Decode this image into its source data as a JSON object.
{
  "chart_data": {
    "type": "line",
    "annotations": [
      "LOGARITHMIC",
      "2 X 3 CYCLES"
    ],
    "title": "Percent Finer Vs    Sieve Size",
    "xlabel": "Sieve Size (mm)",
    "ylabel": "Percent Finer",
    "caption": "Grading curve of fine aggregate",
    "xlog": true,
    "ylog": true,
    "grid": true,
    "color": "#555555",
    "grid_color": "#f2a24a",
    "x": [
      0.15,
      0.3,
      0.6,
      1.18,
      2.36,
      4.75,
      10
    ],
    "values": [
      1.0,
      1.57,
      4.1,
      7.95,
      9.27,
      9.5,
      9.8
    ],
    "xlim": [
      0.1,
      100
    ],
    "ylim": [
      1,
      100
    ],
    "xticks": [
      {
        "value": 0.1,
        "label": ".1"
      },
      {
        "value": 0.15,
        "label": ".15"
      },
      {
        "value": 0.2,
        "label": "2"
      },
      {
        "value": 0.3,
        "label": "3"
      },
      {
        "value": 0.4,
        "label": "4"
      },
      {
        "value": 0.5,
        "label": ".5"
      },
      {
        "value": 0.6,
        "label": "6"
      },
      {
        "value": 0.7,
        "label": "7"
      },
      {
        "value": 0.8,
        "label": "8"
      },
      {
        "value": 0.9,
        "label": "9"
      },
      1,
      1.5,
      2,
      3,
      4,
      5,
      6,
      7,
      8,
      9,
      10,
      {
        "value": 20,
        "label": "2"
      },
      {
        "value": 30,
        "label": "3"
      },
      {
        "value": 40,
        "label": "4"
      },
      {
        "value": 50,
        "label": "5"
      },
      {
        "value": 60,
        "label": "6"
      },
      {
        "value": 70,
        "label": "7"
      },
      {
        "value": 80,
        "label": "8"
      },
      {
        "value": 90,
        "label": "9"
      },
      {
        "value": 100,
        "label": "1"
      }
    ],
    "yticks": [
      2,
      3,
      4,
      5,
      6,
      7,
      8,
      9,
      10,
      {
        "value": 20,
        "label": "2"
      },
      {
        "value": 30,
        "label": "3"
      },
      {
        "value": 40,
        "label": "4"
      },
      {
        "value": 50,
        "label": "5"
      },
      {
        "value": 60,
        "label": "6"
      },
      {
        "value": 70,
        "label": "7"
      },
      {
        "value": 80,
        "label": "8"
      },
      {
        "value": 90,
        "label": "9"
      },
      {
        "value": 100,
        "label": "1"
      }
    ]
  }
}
───
▶ PROBLEM TO SOLVE: Print every record above exactly as written.

▶ SOLUTION:
Decode this image into its source data as a JSON object.
{
  "chart_data": {
    "type": "line",
    "annotations": [
      "LOGARITHMIC",
      "2 X 3 CYCLES"
    ],
    "title": "Percent Finer Vs    Sieve Size",
    "xlabel": "Sieve Size (mm)",
    "ylabel": "Percent Finer",
    "caption": "Grading curve of fine aggregate",
    "xlog": true,
    "ylog": true,
    "grid": true,
    "color": "#555555",
    "grid_color": "#f2a24a",
    "x": [
      0.15,
      0.3,
      0.6,
      1.18,
      2.36,
      4.75,
      10
    ],
    "values": [
      1.0,
      1.57,
      4.1,
      7.95,
      9.27,
      9.5,
      9.8
    ],
    "xlim": [
      0.1,
      100
    ],
    "ylim": [
      1,
      100
    ],
    "xticks": [
      {
        "value": 0.1,
        "label": ".1"
      },
      {
        "value": 0.15,
        "label": ".15"
      },
      {
        "value": 0.2,
        "label": "2"
      },
      {
        "value": 0.3,
        "label": "3"
      },
      {
        "value": 0.4,
        "label": "4"
      },
      {
        "value": 0.5,
        "label": ".5"
      },
      {
        "value": 0.6,
        "label": "6"
      },
      {
        "value": 0.7,
        "label": "7"
      },
      {
        "value": 0.8,
        "label": "8"
      },
      {
        "value": 0.9,
        "label": "9"
      },
      1,
      1.5,
      2,
      3,
      4,
      5,
      6,
      7,
      8,
      9,
      10,
      {
        "value": 20,
        "label": "2"
      },
      {
        "value": 30,
        "label": "3"
      },
      {
        "value": 40,
        "label": "4"
      },
      {
        "value": 50,
        "label": "5"
      },
      {
        "value": 60,
        "label": "6"
      },
      {
        "value": 70,
        "label": "7"
      },
      {
        "value": 80,
        "label": "8"
      },
      {
        "value": 90,
        "label": "9"
      },
      {
        "value": 100,
        "label": "1"
      }
    ],
    "yticks": [
      2,
      3,
      4,
      5,
      6,
      7,
      8,
      9,
      10,
      {
        "value": 20,
        "label": "2"
      },
      {
        "value": 30,
        "label": "3"
      },
      {
        "value": 40,
        "label": "4"
      },
      {
        "value": 50,
        "label": "5"
      },
      {
        "value": 60,
        "label": "6"
      },
      {
        "value": 70,
        "label": "7"
      },
      {
        "value": 80,
        "label": "8"
      },
      {
        "value": 90,
        "label": "9"
      },
      {
        "value": 100,
        "label": "1"
      }
    ]
  }
}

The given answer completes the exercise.